··· Exercise inputs

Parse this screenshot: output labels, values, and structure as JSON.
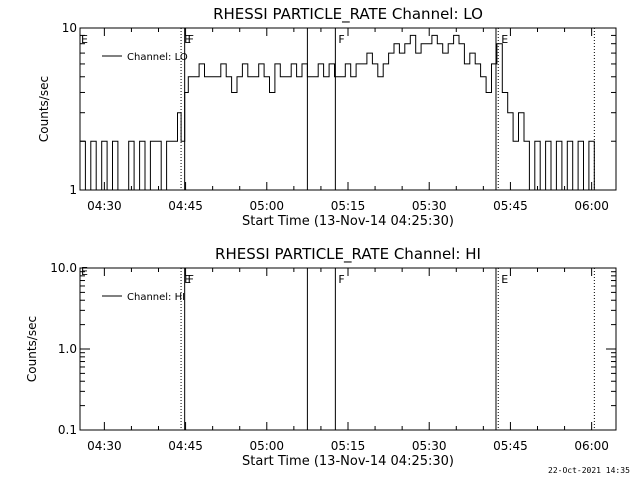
{
  "footer_timestamp": "22-Oct-2021 14:35",
  "chart_data": [
    {
      "type": "line",
      "title": "RHESSI PARTICLE_RATE Channel: LO",
      "xlabel": "Start Time (13-Nov-14 04:25:30)",
      "ylabel": "Counts/sec",
      "yscale": "log",
      "ylim": [
        1,
        10
      ],
      "xlim": [
        "04:25:30",
        "06:04:30"
      ],
      "x_ticks": [
        "04:30",
        "04:45",
        "05:00",
        "05:15",
        "05:30",
        "05:45",
        "06:00"
      ],
      "y_ticks": [
        "1",
        "10"
      ],
      "legend": {
        "label": "Channel: LO",
        "placement": "top-left"
      },
      "markers": [
        {
          "time": "04:44:10",
          "label": "E",
          "style": "dotted"
        },
        {
          "time": "04:44:50",
          "label": "F",
          "style": "solid"
        },
        {
          "time": "05:07:30",
          "label": "",
          "style": "solid"
        },
        {
          "time": "05:12:40",
          "label": "F",
          "style": "solid"
        },
        {
          "time": "05:42:20",
          "label": "",
          "style": "solid"
        },
        {
          "time": "05:42:45",
          "label": "E",
          "style": "dotted"
        },
        {
          "time": "06:00:30",
          "label": "",
          "style": "dotted"
        }
      ],
      "series": [
        {
          "name": "Channel: LO",
          "x": [
            "04:25:30",
            "04:26:30",
            "04:27:30",
            "04:28:30",
            "04:29:30",
            "04:30:30",
            "04:31:30",
            "04:32:30",
            "04:33:30",
            "04:34:30",
            "04:35:30",
            "04:36:30",
            "04:37:30",
            "04:38:30",
            "04:39:30",
            "04:40:30",
            "04:41:30",
            "04:42:30",
            "04:43:30",
            "04:44:10",
            "04:44:50",
            "04:45:30",
            "04:46:30",
            "04:47:30",
            "04:48:30",
            "04:49:30",
            "04:50:30",
            "04:51:30",
            "04:52:30",
            "04:53:30",
            "04:54:30",
            "04:55:30",
            "04:56:30",
            "04:57:30",
            "04:58:30",
            "04:59:30",
            "05:00:30",
            "05:01:30",
            "05:02:30",
            "05:03:30",
            "05:04:30",
            "05:05:30",
            "05:06:30",
            "05:07:30",
            "05:08:30",
            "05:09:30",
            "05:10:30",
            "05:11:30",
            "05:12:30",
            "05:13:30",
            "05:14:30",
            "05:15:30",
            "05:16:30",
            "05:17:30",
            "05:18:30",
            "05:19:30",
            "05:20:30",
            "05:21:30",
            "05:22:30",
            "05:23:30",
            "05:24:30",
            "05:25:30",
            "05:26:30",
            "05:27:30",
            "05:28:30",
            "05:29:30",
            "05:30:30",
            "05:31:30",
            "05:32:30",
            "05:33:30",
            "05:34:30",
            "05:35:30",
            "05:36:30",
            "05:37:30",
            "05:38:30",
            "05:39:30",
            "05:40:30",
            "05:41:30",
            "05:42:30",
            "05:43:30",
            "05:44:30",
            "05:45:30",
            "05:46:30",
            "05:47:30",
            "05:48:30",
            "05:49:30",
            "05:50:30",
            "05:51:30",
            "05:52:30",
            "05:53:30",
            "05:54:30",
            "05:55:30",
            "05:56:30",
            "05:57:30",
            "05:58:30",
            "05:59:30",
            "06:00:30"
          ],
          "values": [
            2,
            1,
            2,
            1,
            2,
            1,
            2,
            1,
            1,
            2,
            1,
            2,
            1,
            2,
            2,
            1,
            2,
            2,
            3,
            2,
            4,
            5,
            5,
            6,
            5,
            5,
            5,
            6,
            5,
            4,
            5,
            6,
            5,
            5,
            6,
            5,
            4,
            6,
            5,
            5,
            6,
            5,
            6,
            5,
            5,
            6,
            5,
            6,
            5,
            5,
            6,
            5,
            6,
            6,
            7,
            6,
            5,
            6,
            7,
            8,
            7,
            8,
            9,
            7,
            8,
            8,
            9,
            8,
            7,
            8,
            9,
            8,
            6,
            7,
            6,
            5,
            4,
            6,
            8,
            4,
            3,
            2,
            3,
            2,
            1,
            2,
            1,
            2,
            1,
            2,
            1,
            2,
            1,
            2,
            1,
            2,
            1
          ]
        }
      ]
    },
    {
      "type": "line",
      "title": "RHESSI PARTICLE_RATE Channel: HI",
      "xlabel": "Start Time (13-Nov-14 04:25:30)",
      "ylabel": "Counts/sec",
      "yscale": "log",
      "ylim": [
        0.1,
        10
      ],
      "xlim": [
        "04:25:30",
        "06:04:30"
      ],
      "x_ticks": [
        "04:30",
        "04:45",
        "05:00",
        "05:15",
        "05:30",
        "05:45",
        "06:00"
      ],
      "y_ticks": [
        "0.1",
        "1.0",
        "10.0"
      ],
      "legend": {
        "label": "Channel: HI",
        "placement": "top-left"
      },
      "markers": [
        {
          "time": "04:44:10",
          "label": "E",
          "style": "dotted"
        },
        {
          "time": "04:44:50",
          "label": "F",
          "style": "solid"
        },
        {
          "time": "05:07:30",
          "label": "",
          "style": "solid"
        },
        {
          "time": "05:12:40",
          "label": "F",
          "style": "solid"
        },
        {
          "time": "05:42:20",
          "label": "",
          "style": "solid"
        },
        {
          "time": "05:42:45",
          "label": "E",
          "style": "dotted"
        },
        {
          "time": "06:00:30",
          "label": "",
          "style": "dotted"
        }
      ],
      "corner_label": "E",
      "series": [
        {
          "name": "Channel: HI",
          "x": [],
          "values": []
        }
      ]
    }
  ]
}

······

*Requirements*:
Filter the records, keeping only lines that contain "title", and show those lines.

*Exercise output*:
      "title": "RHESSI PARTICLE_RATE Channel: LO",
      "title": "RHESSI PARTICLE_RATE Channel: HI",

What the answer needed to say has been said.